Return the entries verbatim and drop every picture.

↓

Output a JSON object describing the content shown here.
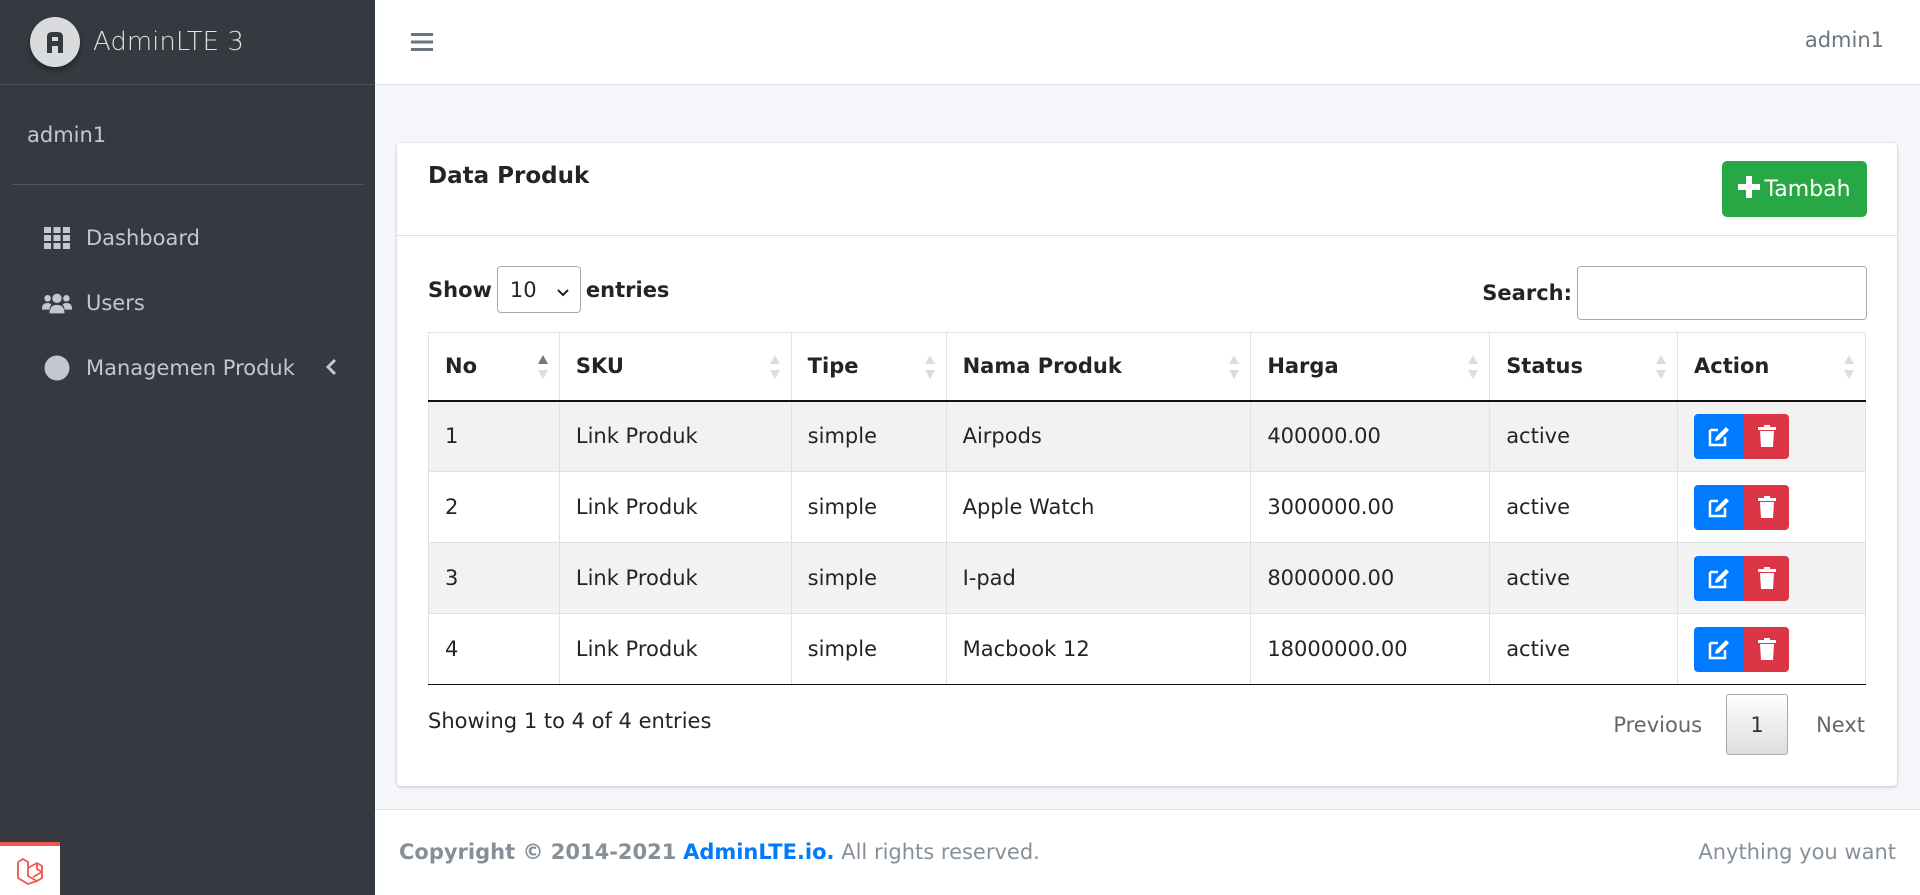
{
  "brand": {
    "name": "AdminLTE 3"
  },
  "sidebar": {
    "user": "admin1",
    "items": [
      {
        "label": "Dashboard",
        "icon": "grid-icon"
      },
      {
        "label": "Users",
        "icon": "users-icon"
      },
      {
        "label": "Managemen Produk",
        "icon": "circle-icon"
      }
    ]
  },
  "navbar": {
    "user": "admin1"
  },
  "card": {
    "title": "Data Produk",
    "add_label": "Tambah",
    "show_label": "Show",
    "show_value": "10",
    "entries_label": "entries",
    "search_label": "Search:",
    "search_value": ""
  },
  "table": {
    "columns": [
      "No",
      "SKU",
      "Tipe",
      "Nama Produk",
      "Harga",
      "Status",
      "Action"
    ],
    "rows": [
      {
        "no": "1",
        "sku": "Link Produk",
        "tipe": "simple",
        "nama": "Airpods",
        "harga": "400000.00",
        "status": "active"
      },
      {
        "no": "2",
        "sku": "Link Produk",
        "tipe": "simple",
        "nama": "Apple Watch",
        "harga": "3000000.00",
        "status": "active"
      },
      {
        "no": "3",
        "sku": "Link Produk",
        "tipe": "simple",
        "nama": "I-pad",
        "harga": "8000000.00",
        "status": "active"
      },
      {
        "no": "4",
        "sku": "Link Produk",
        "tipe": "simple",
        "nama": "Macbook 12",
        "harga": "18000000.00",
        "status": "active"
      }
    ]
  },
  "pagination": {
    "info": "Showing 1 to 4 of 4 entries",
    "previous": "Previous",
    "page": "1",
    "next": "Next"
  },
  "footer": {
    "copyright": "Copyright © 2014-2021",
    "link": "AdminLTE.io.",
    "rights": "All rights reserved.",
    "right_text": "Anything you want"
  },
  "colors": {
    "sidebar": "#343a40",
    "primary": "#007bff",
    "success": "#28a745",
    "danger": "#dc3545"
  }
}
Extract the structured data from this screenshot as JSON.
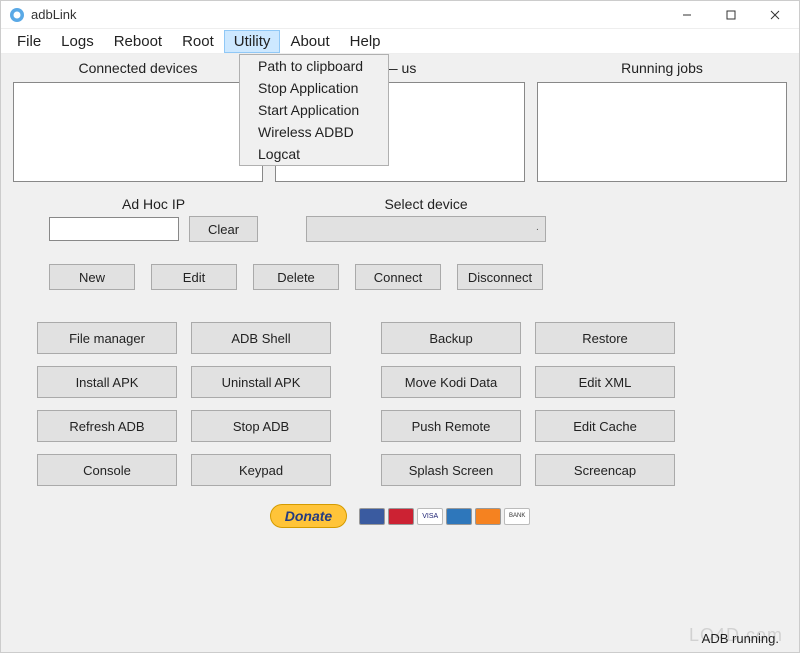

↑

• _Response to the task_
Output a JSON object describing the content shown here.
{
  "brand": {
    "name": "AdminLTE 3"
  },
  "sidebar": {
    "user": "admin1",
    "items": [
      {
        "label": "Dashboard",
        "icon": "grid-icon"
      },
      {
        "label": "Users",
        "icon": "users-icon"
      },
      {
        "label": "Managemen Produk",
        "icon": "circle-icon"
      }
    ]
  },
  "navbar": {
    "user": "admin1"
  },
  "card": {
    "title": "Data Produk",
    "add_label": "Tambah",
    "show_label": "Show",
    "show_value": "10",
    "entries_label": "entries",
    "search_label": "Search:",
    "search_value": ""
  },
  "table": {
    "columns": [
      "No",
      "SKU",
      "Tipe",
      "Nama Produk",
      "Harga",
      "Status",
      "Action"
    ],
    "rows": [
      {
        "no": "1",
        "sku": "Link Produk",
        "tipe": "simple",
        "nama": "Airpods",
        "harga": "400000.00",
        "status": "active"
      },
      {
        "no": "2",
        "sku": "Link Produk",
        "tipe": "simple",
        "nama": "Apple Watch",
        "harga": "3000000.00",
        "status": "active"
      },
      {
        "no": "3",
        "sku": "Link Produk",
        "tipe": "simple",
        "nama": "I-pad",
        "harga": "8000000.00",
        "status": "active"
      },
      {
        "no": "4",
        "sku": "Link Produk",
        "tipe": "simple",
        "nama": "Macbook 12",
        "harga": "18000000.00",
        "status": "active"
      }
    ]
  },
  "pagination": {
    "info": "Showing 1 to 4 of 4 entries",
    "previous": "Previous",
    "page": "1",
    "next": "Next"
  },
  "footer": {
    "copyright": "Copyright © 2014-2021",
    "link": "AdminLTE.io.",
    "rights": "All rights reserved.",
    "right_text": "Anything you want"
  },
  "colors": {
    "sidebar": "#343a40",
    "primary": "#007bff",
    "success": "#28a745",
    "danger": "#dc3545"
  }
}
Extract the structured data from this screenshot as JSON.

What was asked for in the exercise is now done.